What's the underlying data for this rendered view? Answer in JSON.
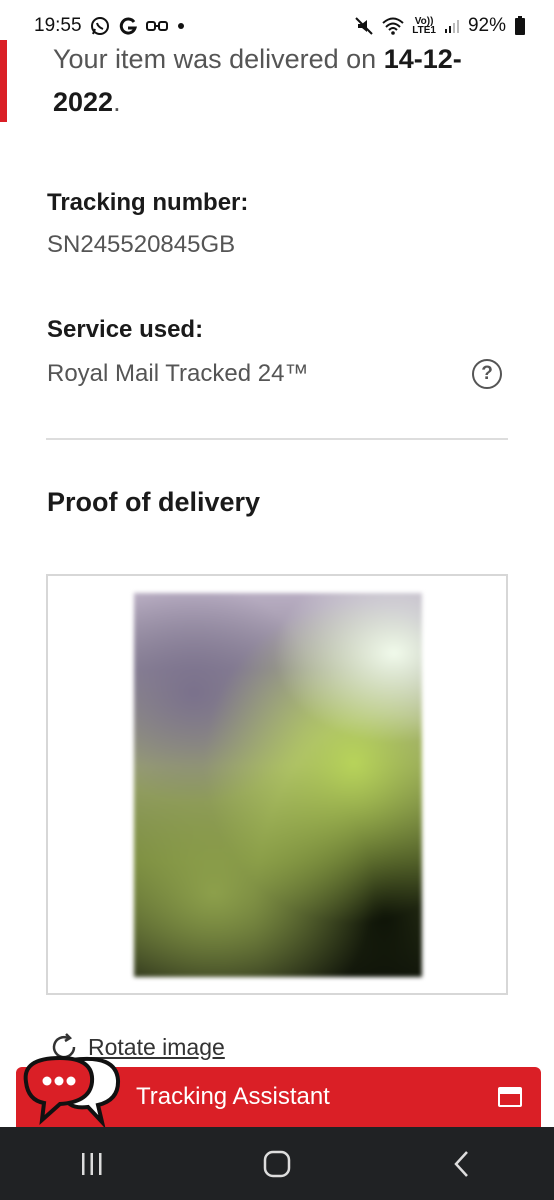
{
  "status_bar": {
    "time": "19:55",
    "battery": "92%",
    "icons": [
      "whatsapp-icon",
      "google-icon",
      "glasses-icon",
      "dot-icon",
      "mute-icon",
      "wifi-icon",
      "volte-icon",
      "signal-icon",
      "battery-icon"
    ],
    "network": "LTE1"
  },
  "delivery": {
    "text": "Your item was delivered on ",
    "date": "14-12-2022",
    "suffix": "."
  },
  "tracking": {
    "label": "Tracking number:",
    "value": "SN245520845GB"
  },
  "service": {
    "label": "Service used:",
    "value": "Royal Mail Tracked 24™",
    "help_icon": "question-mark-icon"
  },
  "proof": {
    "title": "Proof of delivery",
    "rotate_label": "Rotate image"
  },
  "assistant": {
    "label": "Tracking Assistant",
    "chat_icon": "chat-bubbles-icon",
    "window_icon": "window-icon"
  },
  "nav": {
    "icons": [
      "recents-icon",
      "home-icon",
      "back-icon"
    ]
  },
  "colors": {
    "brand_red": "#da1f26",
    "nav_bg": "#202224"
  }
}
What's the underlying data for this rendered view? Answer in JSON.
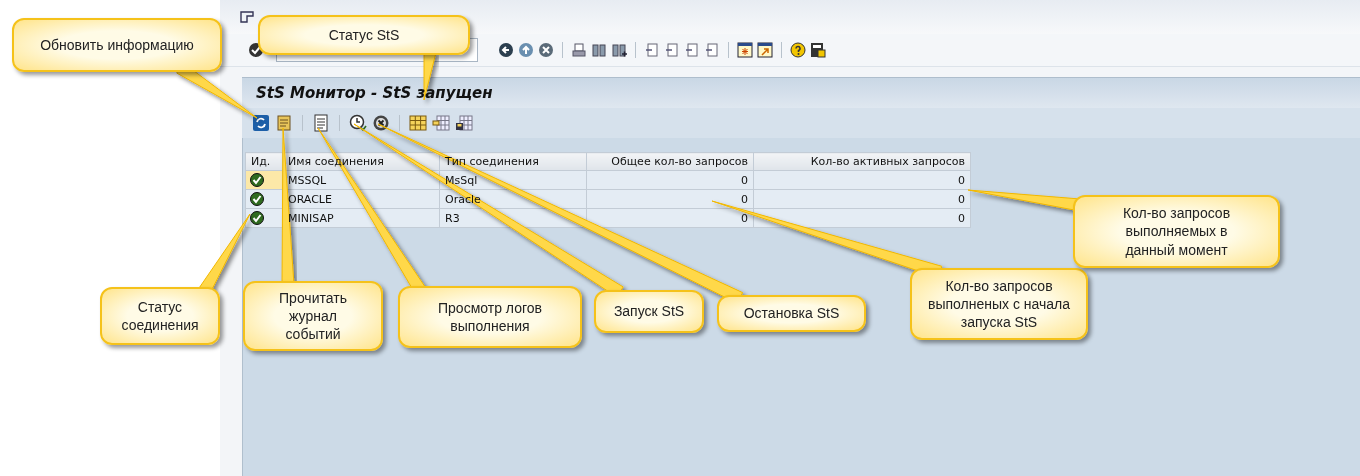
{
  "screen": {
    "title": "StS Монитор - StS запущен"
  },
  "table": {
    "columns": [
      {
        "label": "Ид."
      },
      {
        "label": "Имя соединения"
      },
      {
        "label": "Тип соединения"
      },
      {
        "label": "Общее кол-во запросов"
      },
      {
        "label": "Кол-во активных запросов"
      }
    ],
    "rows": [
      {
        "selected": true,
        "name": "MSSQL",
        "type": "MsSql",
        "total": "0",
        "active": "0"
      },
      {
        "selected": false,
        "name": "ORACLE",
        "type": "Oracle",
        "total": "0",
        "active": "0"
      },
      {
        "selected": false,
        "name": "MINISAP",
        "type": "R3",
        "total": "0",
        "active": "0"
      }
    ]
  },
  "callouts": [
    {
      "text": "Обновить информацию"
    },
    {
      "text": "Статус StS"
    },
    {
      "text": "Статус\nсоединения"
    },
    {
      "text": "Прочитать\nжурнал\nсобытий"
    },
    {
      "text": "Просмотр логов\nвыполнения"
    },
    {
      "text": "Запуск StS"
    },
    {
      "text": "Остановка StS"
    },
    {
      "text": "Кол-во запросов\nвыполненых с начала\nзапуска StS"
    },
    {
      "text": "Кол-во запросов\nвыполняемых в\nданный момент"
    }
  ]
}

+++

Print the records above exactly as they stand, but leave out the pictures.

What's the underlying data for this rendered view? Answer in JSON.
{
  "status_bar": {
    "time": "19:55",
    "battery": "92%",
    "icons": [
      "whatsapp-icon",
      "google-icon",
      "glasses-icon",
      "dot-icon",
      "mute-icon",
      "wifi-icon",
      "volte-icon",
      "signal-icon",
      "battery-icon"
    ],
    "network": "LTE1"
  },
  "delivery": {
    "text": "Your item was delivered on ",
    "date": "14-12-2022",
    "suffix": "."
  },
  "tracking": {
    "label": "Tracking number:",
    "value": "SN245520845GB"
  },
  "service": {
    "label": "Service used:",
    "value": "Royal Mail Tracked 24™",
    "help_icon": "question-mark-icon"
  },
  "proof": {
    "title": "Proof of delivery",
    "rotate_label": "Rotate image"
  },
  "assistant": {
    "label": "Tracking Assistant",
    "chat_icon": "chat-bubbles-icon",
    "window_icon": "window-icon"
  },
  "nav": {
    "icons": [
      "recents-icon",
      "home-icon",
      "back-icon"
    ]
  },
  "colors": {
    "brand_red": "#da1f26",
    "nav_bg": "#202224"
  }
}
What's the underlying data for this rendered view? Answer in JSON.
{
  "screen": {
    "title": "StS Монитор - StS запущен"
  },
  "table": {
    "columns": [
      {
        "label": "Ид."
      },
      {
        "label": "Имя соединения"
      },
      {
        "label": "Тип соединения"
      },
      {
        "label": "Общее кол-во запросов"
      },
      {
        "label": "Кол-во активных запросов"
      }
    ],
    "rows": [
      {
        "selected": true,
        "name": "MSSQL",
        "type": "MsSql",
        "total": "0",
        "active": "0"
      },
      {
        "selected": false,
        "name": "ORACLE",
        "type": "Oracle",
        "total": "0",
        "active": "0"
      },
      {
        "selected": false,
        "name": "MINISAP",
        "type": "R3",
        "total": "0",
        "active": "0"
      }
    ]
  },
  "callouts": [
    {
      "text": "Обновить информацию"
    },
    {
      "text": "Статус StS"
    },
    {
      "text": "Статус\nсоединения"
    },
    {
      "text": "Прочитать\nжурнал\nсобытий"
    },
    {
      "text": "Просмотр логов\nвыполнения"
    },
    {
      "text": "Запуск StS"
    },
    {
      "text": "Остановка StS"
    },
    {
      "text": "Кол-во запросов\nвыполненых с начала\nзапуска StS"
    },
    {
      "text": "Кол-во запросов\nвыполняемых в\nданный момент"
    }
  ]
}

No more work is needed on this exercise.